Short exercise>
Repeat the listing in full, word for word.

Provided records>
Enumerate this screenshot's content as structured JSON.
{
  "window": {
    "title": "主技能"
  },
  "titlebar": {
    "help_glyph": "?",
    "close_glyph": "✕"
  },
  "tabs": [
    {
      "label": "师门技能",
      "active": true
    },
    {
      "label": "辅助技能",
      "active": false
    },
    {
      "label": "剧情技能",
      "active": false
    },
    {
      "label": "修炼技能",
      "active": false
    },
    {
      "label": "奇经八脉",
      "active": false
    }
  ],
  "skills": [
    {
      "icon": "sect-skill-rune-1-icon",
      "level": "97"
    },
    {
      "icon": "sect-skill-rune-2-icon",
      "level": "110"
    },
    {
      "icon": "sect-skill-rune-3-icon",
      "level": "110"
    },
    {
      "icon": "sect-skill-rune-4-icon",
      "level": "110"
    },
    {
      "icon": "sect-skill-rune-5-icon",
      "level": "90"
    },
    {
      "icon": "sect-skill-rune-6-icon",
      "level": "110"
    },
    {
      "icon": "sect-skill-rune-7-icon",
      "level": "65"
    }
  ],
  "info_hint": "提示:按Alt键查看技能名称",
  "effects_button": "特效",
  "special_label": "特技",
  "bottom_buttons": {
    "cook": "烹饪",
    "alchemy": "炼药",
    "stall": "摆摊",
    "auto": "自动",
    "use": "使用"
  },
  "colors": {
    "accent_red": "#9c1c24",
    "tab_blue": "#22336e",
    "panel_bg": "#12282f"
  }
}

Exercise answer>
Enumerate this screenshot's content as structured JSON.
{
  "window": {
    "title": "主技能"
  },
  "titlebar": {
    "help_glyph": "?",
    "close_glyph": "✕"
  },
  "tabs": [
    {
      "label": "师门技能",
      "active": true
    },
    {
      "label": "辅助技能",
      "active": false
    },
    {
      "label": "剧情技能",
      "active": false
    },
    {
      "label": "修炼技能",
      "active": false
    },
    {
      "label": "奇经八脉",
      "active": false
    }
  ],
  "skills": [
    {
      "icon": "sect-skill-rune-1-icon",
      "level": "97"
    },
    {
      "icon": "sect-skill-rune-2-icon",
      "level": "110"
    },
    {
      "icon": "sect-skill-rune-3-icon",
      "level": "110"
    },
    {
      "icon": "sect-skill-rune-4-icon",
      "level": "110"
    },
    {
      "icon": "sect-skill-rune-5-icon",
      "level": "90"
    },
    {
      "icon": "sect-skill-rune-6-icon",
      "level": "110"
    },
    {
      "icon": "sect-skill-rune-7-icon",
      "level": "65"
    }
  ],
  "info_hint": "提示:按Alt键查看技能名称",
  "effects_button": "特效",
  "special_label": "特技",
  "bottom_buttons": {
    "cook": "烹饪",
    "alchemy": "炼药",
    "stall": "摆摊",
    "auto": "自动",
    "use": "使用"
  },
  "colors": {
    "accent_red": "#9c1c24",
    "tab_blue": "#22336e",
    "panel_bg": "#12282f"
  }
}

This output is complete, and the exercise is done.